Task statement: In the data below, rewrite only the lines from the one with "pais-text: país viene" to the one with "paragraph3-line2: curva de", replacing "interactable" with "clickable" and changing nothing else.

--- begin Data supplied ---

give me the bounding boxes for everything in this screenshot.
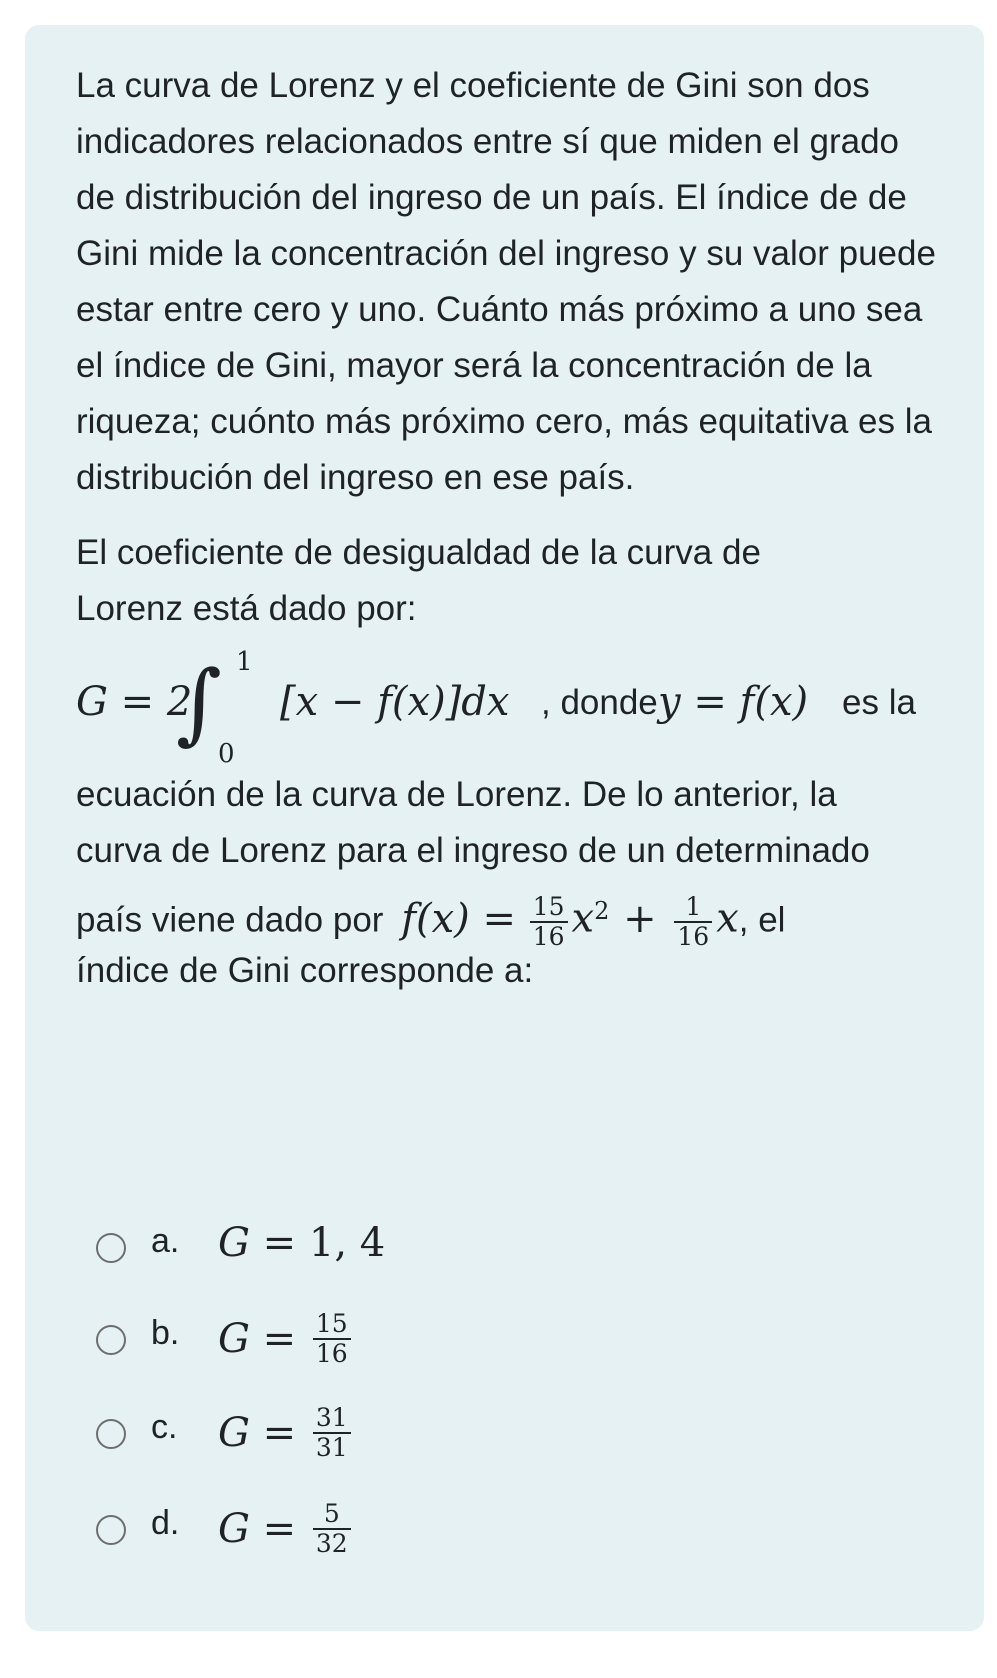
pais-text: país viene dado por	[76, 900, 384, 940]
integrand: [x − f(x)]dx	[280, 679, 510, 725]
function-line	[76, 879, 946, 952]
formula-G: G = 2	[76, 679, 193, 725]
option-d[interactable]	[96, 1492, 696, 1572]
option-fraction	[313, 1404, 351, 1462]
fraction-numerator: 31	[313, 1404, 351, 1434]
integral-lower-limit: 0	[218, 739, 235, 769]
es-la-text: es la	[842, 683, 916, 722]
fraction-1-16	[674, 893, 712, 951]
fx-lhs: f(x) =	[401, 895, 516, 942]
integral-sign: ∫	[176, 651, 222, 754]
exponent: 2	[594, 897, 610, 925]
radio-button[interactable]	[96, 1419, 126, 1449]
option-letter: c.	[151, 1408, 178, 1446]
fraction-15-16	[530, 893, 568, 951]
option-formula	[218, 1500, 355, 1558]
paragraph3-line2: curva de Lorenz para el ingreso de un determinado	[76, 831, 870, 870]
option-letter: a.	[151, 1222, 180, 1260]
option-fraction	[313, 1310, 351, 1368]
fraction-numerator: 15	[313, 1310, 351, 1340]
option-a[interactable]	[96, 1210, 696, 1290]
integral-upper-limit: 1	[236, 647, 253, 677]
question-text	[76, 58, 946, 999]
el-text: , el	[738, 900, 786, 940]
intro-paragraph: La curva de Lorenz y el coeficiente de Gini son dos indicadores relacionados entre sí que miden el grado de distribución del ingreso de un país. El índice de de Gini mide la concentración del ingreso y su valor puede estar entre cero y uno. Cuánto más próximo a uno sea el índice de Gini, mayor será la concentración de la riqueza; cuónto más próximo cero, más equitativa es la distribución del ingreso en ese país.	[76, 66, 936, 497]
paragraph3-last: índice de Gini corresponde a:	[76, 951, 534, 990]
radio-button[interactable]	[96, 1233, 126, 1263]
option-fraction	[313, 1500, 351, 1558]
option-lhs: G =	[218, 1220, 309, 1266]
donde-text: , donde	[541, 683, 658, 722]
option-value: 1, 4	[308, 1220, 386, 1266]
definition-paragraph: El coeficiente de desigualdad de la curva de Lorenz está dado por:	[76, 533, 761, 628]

--- end Data supplied ---

Full response:
pais-text: país viene dado por	[76, 900, 384, 940]
integrand: [x − f(x)]dx	[280, 679, 510, 725]
function-line	[76, 879, 946, 952]
formula-G: G = 2	[76, 679, 193, 725]
option-d[clickable]	[96, 1492, 696, 1572]
option-fraction	[313, 1404, 351, 1462]
fraction-numerator: 31	[313, 1404, 351, 1434]
integral-lower-limit: 0	[218, 739, 235, 769]
es-la-text: es la	[842, 683, 916, 722]
fraction-1-16	[674, 893, 712, 951]
fx-lhs: f(x) =	[401, 895, 516, 942]
integral-sign: ∫	[176, 651, 222, 754]
exponent: 2	[594, 897, 610, 925]
radio-button[clickable]	[96, 1419, 126, 1449]
option-letter: c.	[151, 1408, 178, 1446]
fraction-15-16	[530, 893, 568, 951]
option-formula	[218, 1500, 355, 1558]
paragraph3-line2: curva de Lorenz para el ingreso de un determinado	[76, 831, 870, 870]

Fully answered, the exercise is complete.